Request —
Will you write out all the entries below exactly?

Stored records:
-- -- --

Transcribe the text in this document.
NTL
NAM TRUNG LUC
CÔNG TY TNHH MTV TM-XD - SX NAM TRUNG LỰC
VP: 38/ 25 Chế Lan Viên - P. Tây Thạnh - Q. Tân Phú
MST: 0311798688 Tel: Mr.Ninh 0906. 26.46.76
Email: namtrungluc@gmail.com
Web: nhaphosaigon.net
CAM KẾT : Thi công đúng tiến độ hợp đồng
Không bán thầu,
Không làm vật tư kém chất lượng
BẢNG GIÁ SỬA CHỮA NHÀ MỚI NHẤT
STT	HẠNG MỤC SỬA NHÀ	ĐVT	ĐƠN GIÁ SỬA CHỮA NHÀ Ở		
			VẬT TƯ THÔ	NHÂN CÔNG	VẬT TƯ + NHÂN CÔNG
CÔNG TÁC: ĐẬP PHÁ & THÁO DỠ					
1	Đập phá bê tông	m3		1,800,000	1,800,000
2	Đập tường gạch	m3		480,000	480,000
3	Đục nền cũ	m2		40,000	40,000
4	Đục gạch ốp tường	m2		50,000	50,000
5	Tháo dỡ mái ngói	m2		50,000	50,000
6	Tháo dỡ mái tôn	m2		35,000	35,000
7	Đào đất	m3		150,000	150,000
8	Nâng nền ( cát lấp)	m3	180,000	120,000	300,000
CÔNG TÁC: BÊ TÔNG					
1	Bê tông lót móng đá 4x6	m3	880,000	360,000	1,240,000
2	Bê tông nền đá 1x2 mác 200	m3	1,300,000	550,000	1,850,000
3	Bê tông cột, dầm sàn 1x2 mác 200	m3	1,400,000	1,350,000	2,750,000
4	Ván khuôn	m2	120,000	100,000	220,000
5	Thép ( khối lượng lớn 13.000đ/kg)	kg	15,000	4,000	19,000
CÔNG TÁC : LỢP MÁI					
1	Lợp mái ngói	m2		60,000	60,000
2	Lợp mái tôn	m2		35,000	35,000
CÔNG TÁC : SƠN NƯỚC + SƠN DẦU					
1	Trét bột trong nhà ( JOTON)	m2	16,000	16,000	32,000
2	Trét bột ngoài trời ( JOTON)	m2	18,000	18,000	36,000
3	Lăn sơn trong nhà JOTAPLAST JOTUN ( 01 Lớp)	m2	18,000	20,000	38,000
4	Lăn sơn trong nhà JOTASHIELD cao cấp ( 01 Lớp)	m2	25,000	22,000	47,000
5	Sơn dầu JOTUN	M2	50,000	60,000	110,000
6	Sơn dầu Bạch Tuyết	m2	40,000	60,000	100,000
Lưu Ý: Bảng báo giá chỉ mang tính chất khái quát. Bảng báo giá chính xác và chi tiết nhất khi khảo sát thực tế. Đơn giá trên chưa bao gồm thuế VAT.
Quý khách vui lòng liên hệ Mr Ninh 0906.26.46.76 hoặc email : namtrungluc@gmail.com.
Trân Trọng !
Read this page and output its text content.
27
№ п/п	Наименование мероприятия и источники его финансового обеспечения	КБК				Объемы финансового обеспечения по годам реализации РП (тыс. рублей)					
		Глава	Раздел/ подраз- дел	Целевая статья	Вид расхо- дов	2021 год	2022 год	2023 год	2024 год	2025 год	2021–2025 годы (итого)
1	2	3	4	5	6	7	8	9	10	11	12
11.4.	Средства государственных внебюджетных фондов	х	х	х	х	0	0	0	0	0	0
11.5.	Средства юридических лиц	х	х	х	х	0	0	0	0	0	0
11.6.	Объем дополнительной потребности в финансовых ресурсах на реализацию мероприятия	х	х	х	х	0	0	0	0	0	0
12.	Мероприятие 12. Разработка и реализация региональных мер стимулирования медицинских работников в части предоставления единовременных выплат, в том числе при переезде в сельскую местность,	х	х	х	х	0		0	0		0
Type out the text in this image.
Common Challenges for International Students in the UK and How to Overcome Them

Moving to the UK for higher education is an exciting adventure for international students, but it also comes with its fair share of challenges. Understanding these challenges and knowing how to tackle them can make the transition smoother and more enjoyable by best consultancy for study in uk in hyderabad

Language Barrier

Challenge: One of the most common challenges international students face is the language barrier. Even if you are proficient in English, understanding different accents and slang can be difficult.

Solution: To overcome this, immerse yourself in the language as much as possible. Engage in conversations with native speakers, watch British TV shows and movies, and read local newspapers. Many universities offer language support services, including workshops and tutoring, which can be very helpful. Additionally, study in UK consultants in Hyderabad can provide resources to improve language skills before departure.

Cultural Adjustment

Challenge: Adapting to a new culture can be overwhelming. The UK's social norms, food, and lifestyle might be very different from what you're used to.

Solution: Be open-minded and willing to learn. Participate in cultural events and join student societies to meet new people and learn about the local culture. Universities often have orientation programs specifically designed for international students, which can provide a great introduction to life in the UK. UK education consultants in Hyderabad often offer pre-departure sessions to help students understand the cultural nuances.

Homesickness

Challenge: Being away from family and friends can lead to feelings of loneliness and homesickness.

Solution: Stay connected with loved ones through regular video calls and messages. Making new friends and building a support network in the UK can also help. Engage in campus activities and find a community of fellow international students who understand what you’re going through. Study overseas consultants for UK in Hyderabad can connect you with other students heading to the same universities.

-- -- --

In response —
Transcribe the text in this document.
NTL
NAM TRUNG LUC
CÔNG TY TNHH MTV TM-XD - SX NAM TRUNG LỰC
VP: 38/ 25 Chế Lan Viên - P. Tây Thạnh - Q. Tân Phú
MST: 0311798688 Tel: Mr.Ninh 0906. 26.46.76
Email: namtrungluc@gmail.com
Web: nhaphosaigon.net
CAM KẾT : Thi công đúng tiến độ hợp đồng
Không bán thầu,
Không làm vật tư kém chất lượng
BẢNG GIÁ SỬA CHỮA NHÀ MỚI NHẤT
STT	HẠNG MỤC SỬA NHÀ	ĐVT	ĐƠN GIÁ SỬA CHỮA NHÀ Ở		
			VẬT TƯ THÔ	NHÂN CÔNG	VẬT TƯ + NHÂN CÔNG
CÔNG TÁC: ĐẬP PHÁ & THÁO DỠ					
1	Đập phá bê tông	m3		1,800,000	1,800,000
2	Đập tường gạch	m3		480,000	480,000
3	Đục nền cũ	m2		40,000	40,000
4	Đục gạch ốp tường	m2		50,000	50,000
5	Tháo dỡ mái ngói	m2		50,000	50,000
6	Tháo dỡ mái tôn	m2		35,000	35,000
7	Đào đất	m3		150,000	150,000
8	Nâng nền ( cát lấp)	m3	180,000	120,000	300,000
CÔNG TÁC: BÊ TÔNG					
1	Bê tông lót móng đá 4x6	m3	880,000	360,000	1,240,000
2	Bê tông nền đá 1x2 mác 200	m3	1,300,000	550,000	1,850,000
3	Bê tông cột, dầm sàn 1x2 mác 200	m3	1,400,000	1,350,000	2,750,000
4	Ván khuôn	m2	120,000	100,000	220,000
5	Thép ( khối lượng lớn 13.000đ/kg)	kg	15,000	4,000	19,000
CÔNG TÁC : LỢP MÁI					
1	Lợp mái ngói	m2		60,000	60,000
2	Lợp mái tôn	m2		35,000	35,000
CÔNG TÁC : SƠN NƯỚC + SƠN DẦU					
1	Trét bột trong nhà ( JOTON)	m2	16,000	16,000	32,000
2	Trét bột ngoài trời ( JOTON)	m2	18,000	18,000	36,000
3	Lăn sơn trong nhà JOTAPLAST JOTUN ( 01 Lớp)	m2	18,000	20,000	38,000
4	Lăn sơn trong nhà JOTASHIELD cao cấp ( 01 Lớp)	m2	25,000	22,000	47,000
5	Sơn dầu JOTUN	M2	50,000	60,000	110,000
6	Sơn dầu Bạch Tuyết	m2	40,000	60,000	100,000
Lưu Ý: Bảng báo giá chỉ mang tính chất khái quát. Bảng báo giá chính xác và chi tiết nhất khi khảo sát thực tế. Đơn giá trên chưa bao gồm thuế VAT.
Quý khách vui lòng liên hệ Mr Ninh 0906.26.46.76 hoặc email : namtrungluc@gmail.com.
Trân Trọng !
Read this page and output its text content.
27
№ п/п	Наименование мероприятия и источники его финансового обеспечения	КБК				Объемы финансового обеспечения по годам реализации РП (тыс. рублей)					
		Глава	Раздел/ подраз- дел	Целевая статья	Вид расхо- дов	2021 год	2022 год	2023 год	2024 год	2025 год	2021–2025 годы (итого)
1	2	3	4	5	6	7	8	9	10	11	12
11.4.	Средства государственных внебюджетных фондов	х	х	х	х	0	0	0	0	0	0
11.5.	Средства юридических лиц	х	х	х	х	0	0	0	0	0	0
11.6.	Объем дополнительной потребности в финансовых ресурсах на реализацию мероприятия	х	х	х	х	0	0	0	0	0	0
12.	Мероприятие 12. Разработка и реализация региональных мер стимулирования медицинских работников в части предоставления единовременных выплат, в том числе при переезде в сельскую местность,	х	х	х	х	0		0	0		0
Type out the text in this image.
Common Challenges for International Students in the UK and How to Overcome Them

Moving to the UK for higher education is an exciting adventure for international students, but it also comes with its fair share of challenges. Understanding these challenges and knowing how to tackle them can make the transition smoother and more enjoyable by best consultancy for study in uk in hyderabad

Language Barrier

Challenge: One of the most common challenges international students face is the language barrier. Even if you are proficient in English, understanding different accents and slang can be difficult.

Solution: To overcome this, immerse yourself in the language as much as possible. Engage in conversations with native speakers, watch British TV shows and movies, and read local newspapers. Many universities offer language support services, including workshops and tutoring, which can be very helpful. Additionally, study in UK consultants in Hyderabad can provide resources to improve language skills before departure.

Cultural Adjustment

Challenge: Adapting to a new culture can be overwhelming. The UK's social norms, food, and lifestyle might be very different from what you're used to.

Solution: Be open-minded and willing to learn. Participate in cultural events and join student societies to meet new people and learn about the local culture. Universities often have orientation programs specifically designed for international students, which can provide a great introduction to life in the UK. UK education consultants in Hyderabad often offer pre-departure sessions to help students understand the cultural nuances.

Homesickness

Challenge: Being away from family and friends can lead to feelings of loneliness and homesickness.

Solution: Stay connected with loved ones through regular video calls and messages. Making new friends and building a support network in the UK can also help. Engage in campus activities and find a community of fellow international students who understand what you’re going through. Study overseas consultants for UK in Hyderabad can connect you with other students heading to the same universities.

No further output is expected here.